— Start of DATA —

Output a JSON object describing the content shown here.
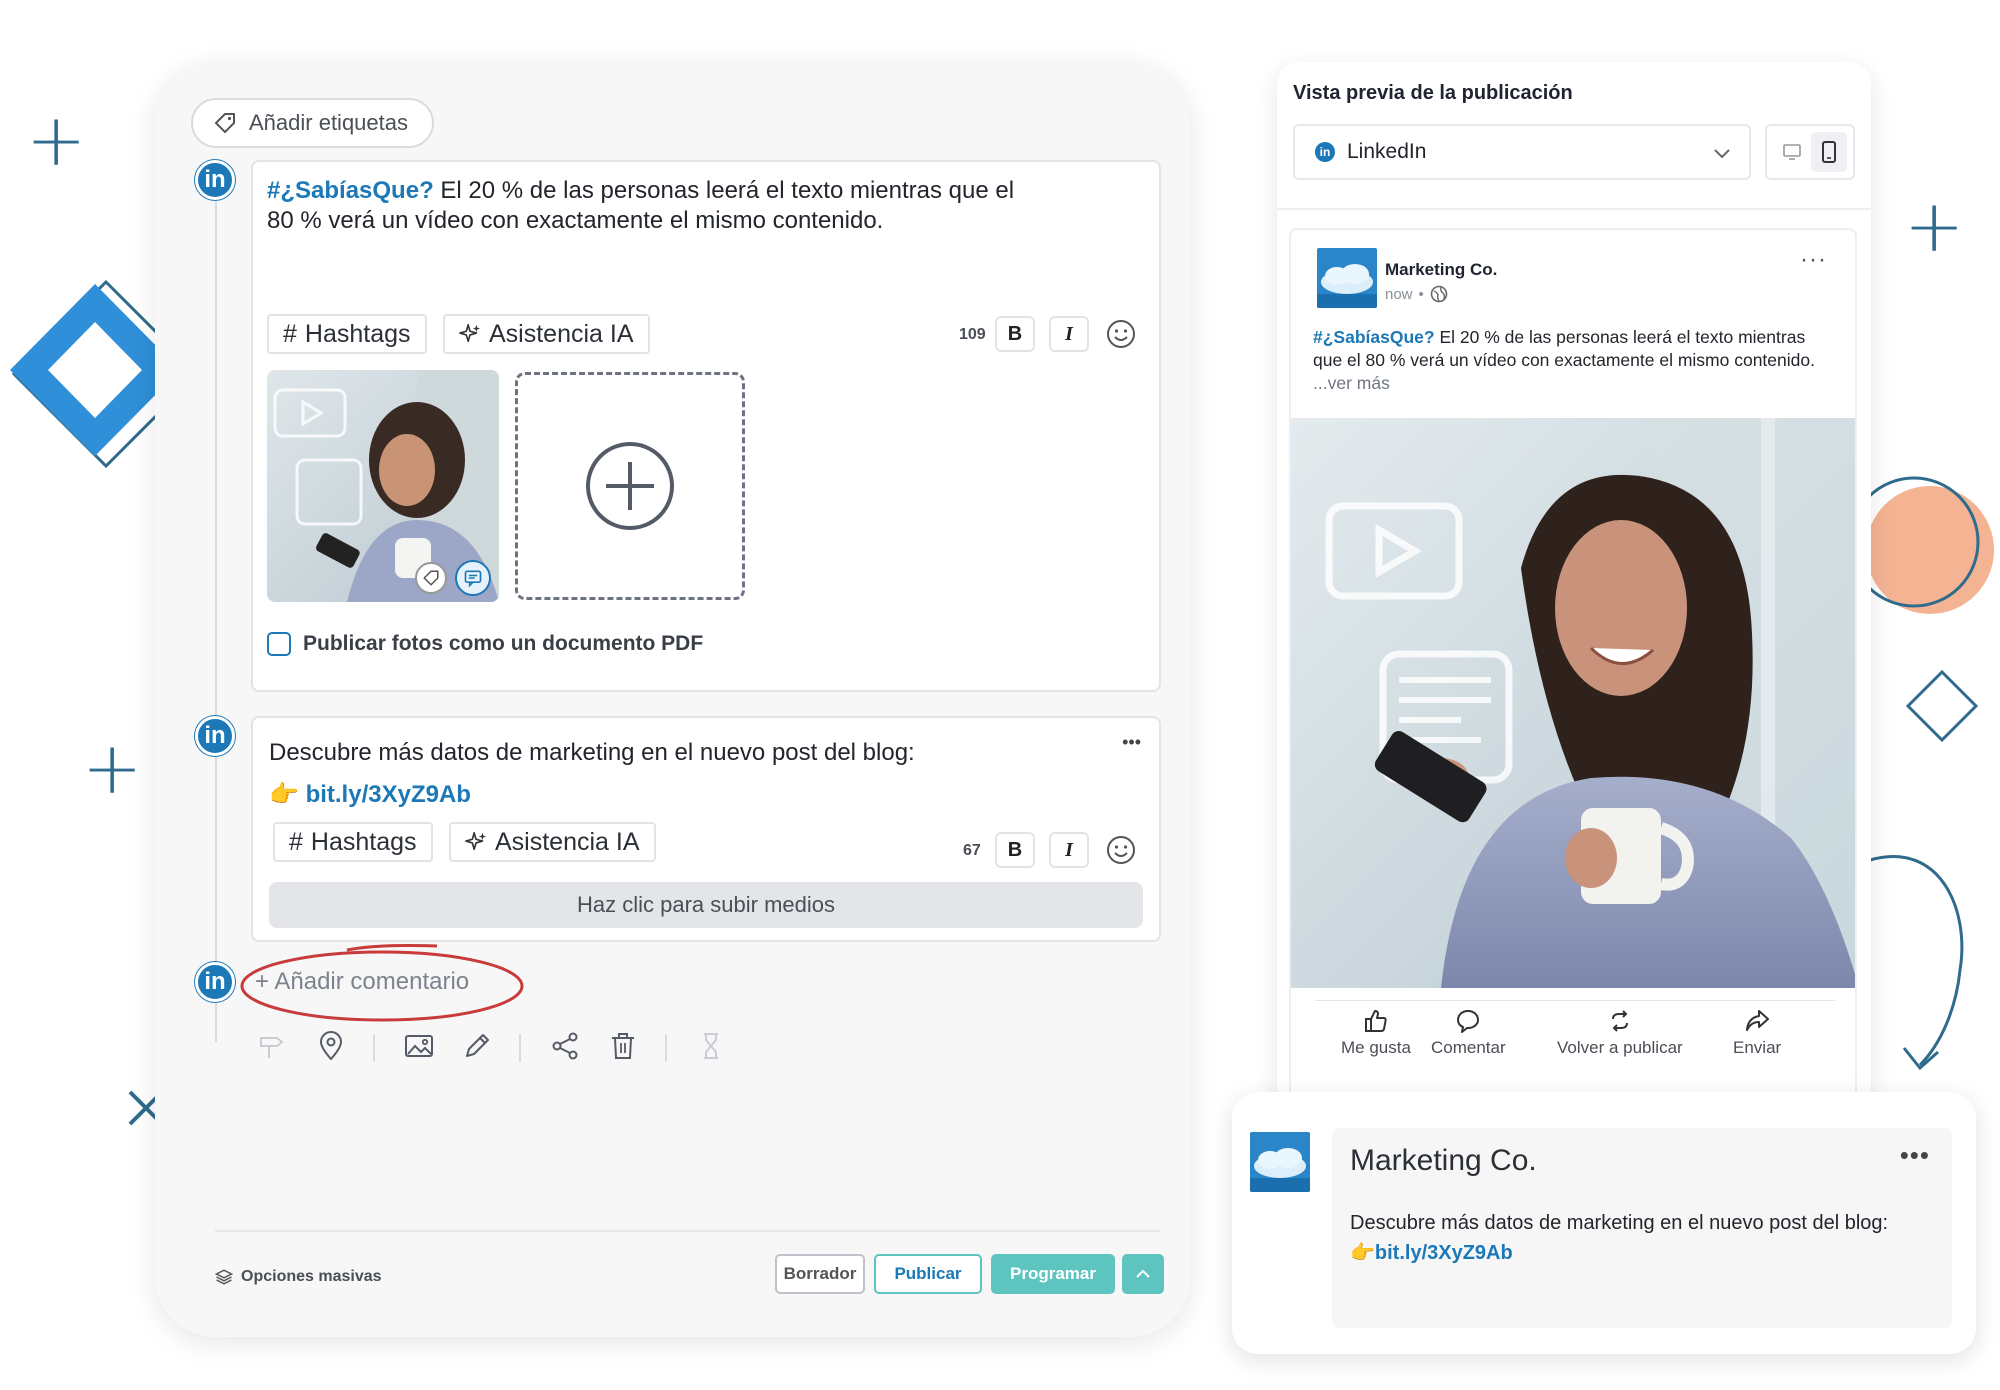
{
  "editor": {
    "tags_label": "Añadir etiquetas",
    "post1": {
      "hashtag": "#¿SabíasQue?",
      "text_line1": " El 20 % de las personas leerá el texto mientras que el",
      "text_line2": "80 % verá un vídeo con exactamente el mismo contenido.",
      "hashtags_label": "Hashtags",
      "ai_label": "Asistencia IA",
      "char_count": "109",
      "bold_label": "B",
      "italic_label": "I",
      "pdf_checkbox_label": "Publicar fotos como un documento PDF"
    },
    "post2": {
      "text_line1": "Descubre más datos de marketing en el nuevo post del blog:",
      "emoji": "👉",
      "link": "bit.ly/3XyZ9Ab",
      "more_label": "•••",
      "hashtags_label": "Hashtags",
      "ai_label": "Asistencia IA",
      "char_count": "67",
      "bold_label": "B",
      "italic_label": "I",
      "upload_label": "Haz clic para subir medios"
    },
    "add_comment_label": "+ Añadir comentario",
    "bulk_options_label": "Opciones masivas",
    "buttons": {
      "draft": "Borrador",
      "publish": "Publicar",
      "schedule": "Programar"
    },
    "li_badge": "in"
  },
  "preview": {
    "title": "Vista previa de la publicación",
    "network": "LinkedIn",
    "post": {
      "company": "Marketing Co.",
      "time": "now",
      "time_sep": "•",
      "dots": "···",
      "hashtag": "#¿SabíasQue?",
      "text": " El 20 % de las personas leerá el texto mientras que el 80 % verá un vídeo con exactamente el mismo contenido.",
      "see_more": " ...ver más"
    },
    "actions": [
      {
        "label": "Me gusta"
      },
      {
        "label": "Comentar"
      },
      {
        "label": "Volver a publicar"
      },
      {
        "label": "Enviar"
      }
    ]
  },
  "comment": {
    "company": "Marketing Co.",
    "dots": "•••",
    "text_line1": "Descubre más datos de marketing en el nuevo post del blog:",
    "emoji": "👉",
    "link": "bit.ly/3XyZ9Ab"
  },
  "colors": {
    "linkedin_blue": "#1c78b6",
    "schedule_teal": "#5ec4c0",
    "deco_blue": "#2f8fd8",
    "deco_salmon": "#f4b393",
    "deco_teal": "#2f6b8c",
    "comment_circle": "#c93b3b"
  }
}
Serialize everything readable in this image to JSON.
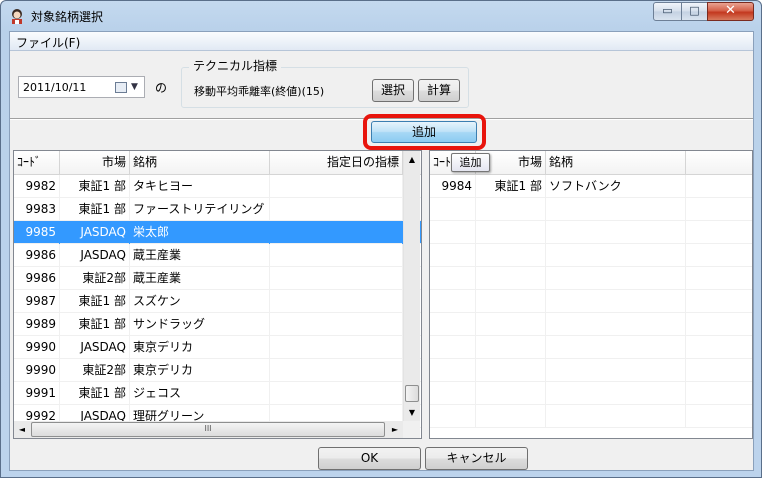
{
  "window": {
    "title": "対象銘柄選択",
    "minimize": "▭",
    "maximize": "□",
    "close": "✕"
  },
  "menu": {
    "file": "ファイル(F)"
  },
  "date": {
    "value": "2011/10/11",
    "suffix": "の"
  },
  "indicator": {
    "group_title": "テクニカル指標",
    "value": "移動平均乖離率(終値)(15)",
    "select_label": "選択",
    "calc_label": "計算"
  },
  "add_button": {
    "label": "追加",
    "tooltip": "追加"
  },
  "left_list": {
    "headers": [
      "ｺｰﾄﾞ",
      "市場",
      "銘柄",
      "指定日の指標"
    ],
    "rows": [
      [
        "9982",
        "東証1 部",
        "タキヒヨー",
        ""
      ],
      [
        "9983",
        "東証1 部",
        "ファーストリテイリング",
        ""
      ],
      [
        "9985",
        "JASDAQ",
        "栄太郎",
        ""
      ],
      [
        "9986",
        "JASDAQ",
        "蔵王産業",
        ""
      ],
      [
        "9986",
        "東証2部",
        "蔵王産業",
        ""
      ],
      [
        "9987",
        "東証1 部",
        "スズケン",
        ""
      ],
      [
        "9989",
        "東証1 部",
        "サンドラッグ",
        ""
      ],
      [
        "9990",
        "JASDAQ",
        "東京デリカ",
        ""
      ],
      [
        "9990",
        "東証2部",
        "東京デリカ",
        ""
      ],
      [
        "9991",
        "東証1 部",
        "ジェコス",
        ""
      ],
      [
        "9992",
        "JASDAQ",
        "理研グリーン",
        ""
      ]
    ],
    "selected_index": 2
  },
  "right_list": {
    "headers": [
      "ｺｰﾄﾞ",
      "市場",
      "銘柄"
    ],
    "rows": [
      [
        "9984",
        "東証1 部",
        "ソフトバンク"
      ]
    ]
  },
  "footer": {
    "ok_label": "OK",
    "cancel_label": "キャンセル"
  },
  "scroll": {
    "up": "▲",
    "down": "▼",
    "left": "◄",
    "right": "►",
    "grip": "III"
  },
  "colors": {
    "selection": "#3399ff",
    "highlight_ring": "#e8140c",
    "add_button": "#8ccbf1"
  }
}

— End of DATA —

§ **YOUR TASK**
Only the number is wanted: count the lines of the records that hold the word "nuevo".

§ **RESPONSE FOR THIS EXERCISE**
2